### REQUIRED TASK:
Leave every picture out and write out the records below exactly.

### SUPPLIED INFORMATION:
+++

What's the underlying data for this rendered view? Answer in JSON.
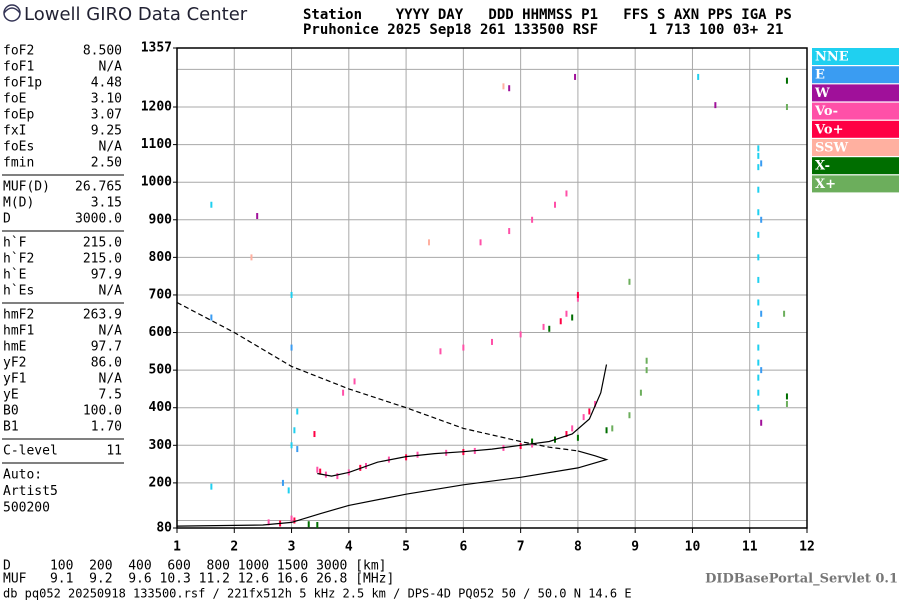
{
  "header": {
    "logo_text": "Lowell GIRO Data Center",
    "line1": "Station    YYYY DAY   DDD HHMMSS P1   FFS S AXN PPS IGA PS",
    "line2": "Pruhonice 2025 Sep18 261 133500 RSF      1 713 100 03+ 21"
  },
  "parameters": [
    [
      {
        "name": "foF2",
        "value": "8.500"
      },
      {
        "name": "foF1",
        "value": "N/A"
      },
      {
        "name": "foF1p",
        "value": "4.48"
      },
      {
        "name": "foE",
        "value": "3.10"
      },
      {
        "name": "foEp",
        "value": "3.07"
      },
      {
        "name": "fxI",
        "value": "9.25"
      },
      {
        "name": "foEs",
        "value": "N/A"
      },
      {
        "name": "fmin",
        "value": "2.50"
      }
    ],
    [
      {
        "name": "MUF(D)",
        "value": "26.765"
      },
      {
        "name": "M(D)",
        "value": "3.15"
      },
      {
        "name": "D",
        "value": "3000.0"
      }
    ],
    [
      {
        "name": "h`F",
        "value": "215.0"
      },
      {
        "name": "h`F2",
        "value": "215.0"
      },
      {
        "name": "h`E",
        "value": "97.9"
      },
      {
        "name": "h`Es",
        "value": "N/A"
      }
    ],
    [
      {
        "name": "hmF2",
        "value": "263.9"
      },
      {
        "name": "hmF1",
        "value": "N/A"
      },
      {
        "name": "hmE",
        "value": "97.7"
      },
      {
        "name": "yF2",
        "value": "86.0"
      },
      {
        "name": "yF1",
        "value": "N/A"
      },
      {
        "name": "yE",
        "value": "7.5"
      },
      {
        "name": "B0",
        "value": "100.0"
      },
      {
        "name": "B1",
        "value": "1.70"
      }
    ],
    [
      {
        "name": "C-level",
        "value": "11"
      }
    ]
  ],
  "auto": [
    "Auto:",
    "Artist5",
    "500200"
  ],
  "chart_data": {
    "type": "scatter",
    "xlim": [
      1,
      12
    ],
    "xticks": [
      1,
      2,
      3,
      4,
      5,
      6,
      7,
      8,
      9,
      10,
      11,
      12
    ],
    "ylim": [
      80,
      1357
    ],
    "yticks": [
      80,
      200,
      300,
      400,
      500,
      600,
      700,
      800,
      900,
      1000,
      1100,
      1200,
      1357
    ],
    "ygrid": [
      100,
      200,
      300,
      400,
      500,
      600,
      700,
      800,
      900,
      1000,
      1100,
      1200,
      1300
    ],
    "grid": true,
    "legend": "right",
    "series": [
      {
        "name": "NNE",
        "color": "#1fd0f0",
        "x": [
          11.15,
          11.15,
          11.15,
          11.15,
          11.15,
          11.15,
          11.15,
          11.15,
          11.15,
          11.15,
          11.15,
          11.15,
          11.15,
          11.15,
          11.15,
          3.0,
          3.05,
          3.1,
          1.6,
          1.6,
          3.0,
          2.95,
          10.1
        ],
        "values": [
          400,
          440,
          480,
          520,
          560,
          620,
          680,
          740,
          800,
          860,
          920,
          980,
          1040,
          1090,
          1070,
          300,
          340,
          390,
          190,
          940,
          700,
          180,
          1280
        ]
      },
      {
        "name": "E",
        "color": "#3a9cf2",
        "x": [
          11.2,
          11.2,
          11.2,
          11.2,
          3.0,
          3.1,
          2.85,
          1.6
        ],
        "values": [
          500,
          650,
          900,
          1050,
          560,
          290,
          200,
          640
        ]
      },
      {
        "name": "W",
        "color": "#a0109a",
        "x": [
          6.8,
          7.95,
          10.4,
          2.4,
          11.2
        ],
        "values": [
          1250,
          1280,
          1205,
          910,
          360
        ]
      },
      {
        "name": "Vo-",
        "color": "#ff50a8",
        "x": [
          3.45,
          3.6,
          3.8,
          4.0,
          4.3,
          4.7,
          5.2,
          5.7,
          6.2,
          6.7,
          7.2,
          7.6,
          7.9,
          8.1,
          8.3,
          5.6,
          6.0,
          6.5,
          7.0,
          7.4,
          7.8,
          8.0,
          6.3,
          6.8,
          7.2,
          7.6,
          7.8,
          4.1,
          3.9,
          2.6,
          3.0
        ],
        "values": [
          235,
          222,
          218,
          228,
          245,
          262,
          275,
          280,
          285,
          293,
          302,
          315,
          345,
          375,
          410,
          550,
          560,
          575,
          595,
          615,
          650,
          690,
          840,
          870,
          900,
          940,
          970,
          470,
          440,
          95,
          105
        ]
      },
      {
        "name": "Vo+",
        "color": "#ff0044",
        "x": [
          3.5,
          4.2,
          5.0,
          6.0,
          7.0,
          7.8,
          8.2,
          8.0,
          7.7,
          3.4,
          2.8,
          3.05
        ],
        "values": [
          230,
          240,
          268,
          282,
          298,
          330,
          390,
          700,
          630,
          330,
          92,
          100
        ]
      },
      {
        "name": "SSW",
        "color": "#ffb0a0",
        "x": [
          2.3,
          6.7,
          5.4
        ],
        "values": [
          800,
          1255,
          840
        ]
      },
      {
        "name": "X-",
        "color": "#006e00",
        "x": [
          7.5,
          7.9,
          7.2,
          7.6,
          8.0,
          8.5,
          3.3,
          3.45,
          11.65,
          11.65
        ],
        "values": [
          610,
          640,
          310,
          315,
          320,
          340,
          90,
          88,
          430,
          1270
        ]
      },
      {
        "name": "X+",
        "color": "#6cae5c",
        "x": [
          8.6,
          8.9,
          9.1,
          9.2,
          9.2,
          11.65,
          11.65,
          8.9,
          11.6
        ],
        "values": [
          345,
          380,
          440,
          500,
          525,
          410,
          1200,
          735,
          650
        ]
      }
    ],
    "curves": [
      {
        "style": "solid",
        "x": [
          3.45,
          3.7,
          4.0,
          4.5,
          5.0,
          5.5,
          6.0,
          6.5,
          7.0,
          7.5,
          7.9,
          8.2,
          8.4,
          8.5
        ],
        "values": [
          225,
          218,
          228,
          255,
          270,
          278,
          283,
          290,
          300,
          310,
          330,
          370,
          440,
          515
        ]
      },
      {
        "style": "solid",
        "x": [
          1.0,
          2.5,
          3.0,
          3.5,
          4.0,
          5.0,
          6.0,
          7.0,
          8.0,
          8.5,
          8.3,
          8.0
        ],
        "values": [
          85,
          88,
          95,
          118,
          140,
          170,
          195,
          215,
          240,
          262,
          272,
          285
        ]
      },
      {
        "style": "dashed",
        "x": [
          1.0,
          2.0,
          3.0,
          4.0,
          5.0,
          6.0,
          7.0,
          7.5,
          8.0
        ],
        "values": [
          680,
          600,
          510,
          450,
          400,
          345,
          310,
          295,
          285
        ]
      }
    ]
  },
  "footer": {
    "distance_line": "D     100  200  400  600  800 1000 1500 3000 [km]",
    "muf_line": "MUF   9.1  9.2  9.6 10.3 11.2 12.6 16.6 26.8 [MHz]",
    "servlet": "DIDBasePortal_Servlet 0.1",
    "file_line": "db pq052 20250918 133500.rsf / 221fx512h 5 kHz 2.5 km / DPS-4D PQ052 50 / 50.0 N 14.6 E"
  }
}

+++

### SOLVED EXERCISE:
What's the underlying data for this rendered view? Answer in JSON.
{
  "header": {
    "logo_text": "Lowell GIRO Data Center",
    "line1": "Station    YYYY DAY   DDD HHMMSS P1   FFS S AXN PPS IGA PS",
    "line2": "Pruhonice 2025 Sep18 261 133500 RSF      1 713 100 03+ 21"
  },
  "parameters": [
    [
      {
        "name": "foF2",
        "value": "8.500"
      },
      {
        "name": "foF1",
        "value": "N/A"
      },
      {
        "name": "foF1p",
        "value": "4.48"
      },
      {
        "name": "foE",
        "value": "3.10"
      },
      {
        "name": "foEp",
        "value": "3.07"
      },
      {
        "name": "fxI",
        "value": "9.25"
      },
      {
        "name": "foEs",
        "value": "N/A"
      },
      {
        "name": "fmin",
        "value": "2.50"
      }
    ],
    [
      {
        "name": "MUF(D)",
        "value": "26.765"
      },
      {
        "name": "M(D)",
        "value": "3.15"
      },
      {
        "name": "D",
        "value": "3000.0"
      }
    ],
    [
      {
        "name": "h`F",
        "value": "215.0"
      },
      {
        "name": "h`F2",
        "value": "215.0"
      },
      {
        "name": "h`E",
        "value": "97.9"
      },
      {
        "name": "h`Es",
        "value": "N/A"
      }
    ],
    [
      {
        "name": "hmF2",
        "value": "263.9"
      },
      {
        "name": "hmF1",
        "value": "N/A"
      },
      {
        "name": "hmE",
        "value": "97.7"
      },
      {
        "name": "yF2",
        "value": "86.0"
      },
      {
        "name": "yF1",
        "value": "N/A"
      },
      {
        "name": "yE",
        "value": "7.5"
      },
      {
        "name": "B0",
        "value": "100.0"
      },
      {
        "name": "B1",
        "value": "1.70"
      }
    ],
    [
      {
        "name": "C-level",
        "value": "11"
      }
    ]
  ],
  "auto": [
    "Auto:",
    "Artist5",
    "500200"
  ],
  "chart_data": {
    "type": "scatter",
    "xlim": [
      1,
      12
    ],
    "xticks": [
      1,
      2,
      3,
      4,
      5,
      6,
      7,
      8,
      9,
      10,
      11,
      12
    ],
    "ylim": [
      80,
      1357
    ],
    "yticks": [
      80,
      200,
      300,
      400,
      500,
      600,
      700,
      800,
      900,
      1000,
      1100,
      1200,
      1357
    ],
    "ygrid": [
      100,
      200,
      300,
      400,
      500,
      600,
      700,
      800,
      900,
      1000,
      1100,
      1200,
      1300
    ],
    "grid": true,
    "legend": "right",
    "series": [
      {
        "name": "NNE",
        "color": "#1fd0f0",
        "x": [
          11.15,
          11.15,
          11.15,
          11.15,
          11.15,
          11.15,
          11.15,
          11.15,
          11.15,
          11.15,
          11.15,
          11.15,
          11.15,
          11.15,
          11.15,
          3.0,
          3.05,
          3.1,
          1.6,
          1.6,
          3.0,
          2.95,
          10.1
        ],
        "values": [
          400,
          440,
          480,
          520,
          560,
          620,
          680,
          740,
          800,
          860,
          920,
          980,
          1040,
          1090,
          1070,
          300,
          340,
          390,
          190,
          940,
          700,
          180,
          1280
        ]
      },
      {
        "name": "E",
        "color": "#3a9cf2",
        "x": [
          11.2,
          11.2,
          11.2,
          11.2,
          3.0,
          3.1,
          2.85,
          1.6
        ],
        "values": [
          500,
          650,
          900,
          1050,
          560,
          290,
          200,
          640
        ]
      },
      {
        "name": "W",
        "color": "#a0109a",
        "x": [
          6.8,
          7.95,
          10.4,
          2.4,
          11.2
        ],
        "values": [
          1250,
          1280,
          1205,
          910,
          360
        ]
      },
      {
        "name": "Vo-",
        "color": "#ff50a8",
        "x": [
          3.45,
          3.6,
          3.8,
          4.0,
          4.3,
          4.7,
          5.2,
          5.7,
          6.2,
          6.7,
          7.2,
          7.6,
          7.9,
          8.1,
          8.3,
          5.6,
          6.0,
          6.5,
          7.0,
          7.4,
          7.8,
          8.0,
          6.3,
          6.8,
          7.2,
          7.6,
          7.8,
          4.1,
          3.9,
          2.6,
          3.0
        ],
        "values": [
          235,
          222,
          218,
          228,
          245,
          262,
          275,
          280,
          285,
          293,
          302,
          315,
          345,
          375,
          410,
          550,
          560,
          575,
          595,
          615,
          650,
          690,
          840,
          870,
          900,
          940,
          970,
          470,
          440,
          95,
          105
        ]
      },
      {
        "name": "Vo+",
        "color": "#ff0044",
        "x": [
          3.5,
          4.2,
          5.0,
          6.0,
          7.0,
          7.8,
          8.2,
          8.0,
          7.7,
          3.4,
          2.8,
          3.05
        ],
        "values": [
          230,
          240,
          268,
          282,
          298,
          330,
          390,
          700,
          630,
          330,
          92,
          100
        ]
      },
      {
        "name": "SSW",
        "color": "#ffb0a0",
        "x": [
          2.3,
          6.7,
          5.4
        ],
        "values": [
          800,
          1255,
          840
        ]
      },
      {
        "name": "X-",
        "color": "#006e00",
        "x": [
          7.5,
          7.9,
          7.2,
          7.6,
          8.0,
          8.5,
          3.3,
          3.45,
          11.65,
          11.65
        ],
        "values": [
          610,
          640,
          310,
          315,
          320,
          340,
          90,
          88,
          430,
          1270
        ]
      },
      {
        "name": "X+",
        "color": "#6cae5c",
        "x": [
          8.6,
          8.9,
          9.1,
          9.2,
          9.2,
          11.65,
          11.65,
          8.9,
          11.6
        ],
        "values": [
          345,
          380,
          440,
          500,
          525,
          410,
          1200,
          735,
          650
        ]
      }
    ],
    "curves": [
      {
        "style": "solid",
        "x": [
          3.45,
          3.7,
          4.0,
          4.5,
          5.0,
          5.5,
          6.0,
          6.5,
          7.0,
          7.5,
          7.9,
          8.2,
          8.4,
          8.5
        ],
        "values": [
          225,
          218,
          228,
          255,
          270,
          278,
          283,
          290,
          300,
          310,
          330,
          370,
          440,
          515
        ]
      },
      {
        "style": "solid",
        "x": [
          1.0,
          2.5,
          3.0,
          3.5,
          4.0,
          5.0,
          6.0,
          7.0,
          8.0,
          8.5,
          8.3,
          8.0
        ],
        "values": [
          85,
          88,
          95,
          118,
          140,
          170,
          195,
          215,
          240,
          262,
          272,
          285
        ]
      },
      {
        "style": "dashed",
        "x": [
          1.0,
          2.0,
          3.0,
          4.0,
          5.0,
          6.0,
          7.0,
          7.5,
          8.0
        ],
        "values": [
          680,
          600,
          510,
          450,
          400,
          345,
          310,
          295,
          285
        ]
      }
    ]
  },
  "footer": {
    "distance_line": "D     100  200  400  600  800 1000 1500 3000 [km]",
    "muf_line": "MUF   9.1  9.2  9.6 10.3 11.2 12.6 16.6 26.8 [MHz]",
    "servlet": "DIDBasePortal_Servlet 0.1",
    "file_line": "db pq052 20250918 133500.rsf / 221fx512h 5 kHz 2.5 km / DPS-4D PQ052 50 / 50.0 N 14.6 E"
  }
}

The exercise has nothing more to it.